§ The task
Extract, from the listing that follows, each line containing the word "Services".

___ Material

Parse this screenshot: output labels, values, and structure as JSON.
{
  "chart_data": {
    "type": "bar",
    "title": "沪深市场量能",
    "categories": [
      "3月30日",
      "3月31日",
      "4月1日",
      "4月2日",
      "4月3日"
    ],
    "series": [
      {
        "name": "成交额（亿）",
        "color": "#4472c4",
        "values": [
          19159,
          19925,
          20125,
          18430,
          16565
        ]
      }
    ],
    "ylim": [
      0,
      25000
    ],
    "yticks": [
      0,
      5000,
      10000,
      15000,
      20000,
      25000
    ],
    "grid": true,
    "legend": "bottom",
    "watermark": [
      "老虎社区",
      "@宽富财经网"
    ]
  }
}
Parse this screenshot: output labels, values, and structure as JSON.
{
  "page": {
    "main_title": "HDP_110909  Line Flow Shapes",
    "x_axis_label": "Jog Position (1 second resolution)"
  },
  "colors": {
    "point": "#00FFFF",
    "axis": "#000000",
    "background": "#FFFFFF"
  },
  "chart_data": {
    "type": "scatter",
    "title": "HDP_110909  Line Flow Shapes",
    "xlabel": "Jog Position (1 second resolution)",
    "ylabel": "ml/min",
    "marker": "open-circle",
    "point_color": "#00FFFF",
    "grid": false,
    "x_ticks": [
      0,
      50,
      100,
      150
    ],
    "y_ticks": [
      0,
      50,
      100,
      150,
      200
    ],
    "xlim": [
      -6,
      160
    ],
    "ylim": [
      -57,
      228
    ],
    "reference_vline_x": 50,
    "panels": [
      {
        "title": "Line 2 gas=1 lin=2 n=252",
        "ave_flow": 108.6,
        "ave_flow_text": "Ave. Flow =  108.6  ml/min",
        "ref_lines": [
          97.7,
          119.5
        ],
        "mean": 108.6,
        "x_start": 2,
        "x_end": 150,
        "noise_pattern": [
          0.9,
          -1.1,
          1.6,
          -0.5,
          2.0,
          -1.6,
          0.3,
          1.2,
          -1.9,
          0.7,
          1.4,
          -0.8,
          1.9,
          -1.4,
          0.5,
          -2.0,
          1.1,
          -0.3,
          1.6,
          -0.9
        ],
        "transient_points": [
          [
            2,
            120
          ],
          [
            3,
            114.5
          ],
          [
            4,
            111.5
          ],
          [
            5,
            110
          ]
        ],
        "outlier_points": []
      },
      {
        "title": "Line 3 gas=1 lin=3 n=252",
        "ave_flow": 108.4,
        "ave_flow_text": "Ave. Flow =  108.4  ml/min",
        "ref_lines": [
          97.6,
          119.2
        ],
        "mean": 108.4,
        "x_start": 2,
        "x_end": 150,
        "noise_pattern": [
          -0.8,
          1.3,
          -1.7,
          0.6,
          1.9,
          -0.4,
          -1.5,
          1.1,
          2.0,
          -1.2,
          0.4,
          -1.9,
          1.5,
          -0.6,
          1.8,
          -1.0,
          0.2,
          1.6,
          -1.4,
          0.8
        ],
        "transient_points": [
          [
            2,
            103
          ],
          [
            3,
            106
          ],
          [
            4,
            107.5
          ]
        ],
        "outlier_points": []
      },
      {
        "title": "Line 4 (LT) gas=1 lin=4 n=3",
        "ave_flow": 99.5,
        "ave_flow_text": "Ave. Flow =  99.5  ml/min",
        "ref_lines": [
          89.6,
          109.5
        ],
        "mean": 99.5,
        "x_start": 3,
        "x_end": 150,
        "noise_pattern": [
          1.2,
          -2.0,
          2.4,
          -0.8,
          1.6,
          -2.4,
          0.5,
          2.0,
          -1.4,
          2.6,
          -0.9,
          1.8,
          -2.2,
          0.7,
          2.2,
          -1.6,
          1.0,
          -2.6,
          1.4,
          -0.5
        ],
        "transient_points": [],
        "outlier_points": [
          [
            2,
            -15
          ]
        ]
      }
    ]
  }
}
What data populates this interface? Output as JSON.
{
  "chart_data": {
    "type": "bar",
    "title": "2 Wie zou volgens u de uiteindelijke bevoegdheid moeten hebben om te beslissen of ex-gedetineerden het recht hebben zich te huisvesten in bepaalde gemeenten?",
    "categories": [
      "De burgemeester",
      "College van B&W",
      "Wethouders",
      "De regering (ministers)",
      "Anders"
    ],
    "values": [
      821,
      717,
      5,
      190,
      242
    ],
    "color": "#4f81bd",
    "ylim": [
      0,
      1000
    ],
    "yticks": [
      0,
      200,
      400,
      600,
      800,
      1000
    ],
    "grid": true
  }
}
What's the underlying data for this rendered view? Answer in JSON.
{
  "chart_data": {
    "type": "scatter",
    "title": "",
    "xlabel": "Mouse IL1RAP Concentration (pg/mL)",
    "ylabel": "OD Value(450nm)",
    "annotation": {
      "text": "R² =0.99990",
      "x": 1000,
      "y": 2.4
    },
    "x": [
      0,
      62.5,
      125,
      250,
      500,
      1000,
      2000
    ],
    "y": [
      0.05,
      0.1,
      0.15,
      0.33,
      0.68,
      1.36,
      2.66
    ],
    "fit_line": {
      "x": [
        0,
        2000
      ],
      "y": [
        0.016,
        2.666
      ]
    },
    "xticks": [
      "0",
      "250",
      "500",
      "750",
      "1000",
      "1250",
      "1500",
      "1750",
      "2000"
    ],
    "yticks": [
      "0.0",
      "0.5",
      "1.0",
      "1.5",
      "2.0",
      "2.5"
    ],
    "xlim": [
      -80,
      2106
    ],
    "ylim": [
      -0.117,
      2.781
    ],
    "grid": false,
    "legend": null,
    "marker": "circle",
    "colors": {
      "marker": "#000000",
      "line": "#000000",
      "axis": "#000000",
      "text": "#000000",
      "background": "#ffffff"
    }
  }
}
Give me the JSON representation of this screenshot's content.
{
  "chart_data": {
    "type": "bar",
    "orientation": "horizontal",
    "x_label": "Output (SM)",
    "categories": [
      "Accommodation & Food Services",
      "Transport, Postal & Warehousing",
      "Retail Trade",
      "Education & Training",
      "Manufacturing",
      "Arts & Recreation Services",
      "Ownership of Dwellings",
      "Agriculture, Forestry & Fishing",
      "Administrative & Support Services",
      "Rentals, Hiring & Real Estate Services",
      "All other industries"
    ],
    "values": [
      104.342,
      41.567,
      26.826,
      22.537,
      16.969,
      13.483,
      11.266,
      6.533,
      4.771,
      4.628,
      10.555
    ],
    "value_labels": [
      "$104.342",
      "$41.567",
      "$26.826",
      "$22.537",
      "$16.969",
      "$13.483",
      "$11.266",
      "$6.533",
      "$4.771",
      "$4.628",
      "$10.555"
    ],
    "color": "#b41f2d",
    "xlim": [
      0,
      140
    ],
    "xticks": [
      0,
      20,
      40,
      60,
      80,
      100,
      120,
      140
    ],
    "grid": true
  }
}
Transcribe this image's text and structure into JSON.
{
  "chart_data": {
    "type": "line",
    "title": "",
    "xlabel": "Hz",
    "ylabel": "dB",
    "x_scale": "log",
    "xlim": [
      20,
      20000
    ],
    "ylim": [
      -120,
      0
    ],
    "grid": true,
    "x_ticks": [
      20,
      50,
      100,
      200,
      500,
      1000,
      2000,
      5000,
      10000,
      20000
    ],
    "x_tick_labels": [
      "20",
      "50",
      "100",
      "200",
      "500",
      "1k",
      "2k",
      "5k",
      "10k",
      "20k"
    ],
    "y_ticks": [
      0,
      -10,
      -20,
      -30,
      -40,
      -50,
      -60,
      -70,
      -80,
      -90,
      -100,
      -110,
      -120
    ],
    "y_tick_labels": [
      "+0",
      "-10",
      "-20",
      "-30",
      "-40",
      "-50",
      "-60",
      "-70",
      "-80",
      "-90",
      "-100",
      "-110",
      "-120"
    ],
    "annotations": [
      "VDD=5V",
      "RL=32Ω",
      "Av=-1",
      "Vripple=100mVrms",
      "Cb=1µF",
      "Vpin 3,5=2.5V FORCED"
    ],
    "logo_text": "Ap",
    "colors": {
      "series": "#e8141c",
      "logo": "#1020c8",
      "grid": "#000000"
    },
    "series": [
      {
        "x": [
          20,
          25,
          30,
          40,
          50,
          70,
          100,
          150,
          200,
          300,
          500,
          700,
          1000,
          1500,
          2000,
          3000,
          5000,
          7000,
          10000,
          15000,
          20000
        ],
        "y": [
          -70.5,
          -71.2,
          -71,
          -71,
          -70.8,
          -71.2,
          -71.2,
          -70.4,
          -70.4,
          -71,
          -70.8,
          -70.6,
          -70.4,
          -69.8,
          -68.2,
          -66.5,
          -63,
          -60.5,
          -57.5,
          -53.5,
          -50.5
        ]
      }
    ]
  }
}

______

§ Response to this exercise
      "Accommodation & Food Services",
      "Arts & Recreation Services",
      "Administrative & Support Services",
      "Rentals, Hiring & Real Estate Services",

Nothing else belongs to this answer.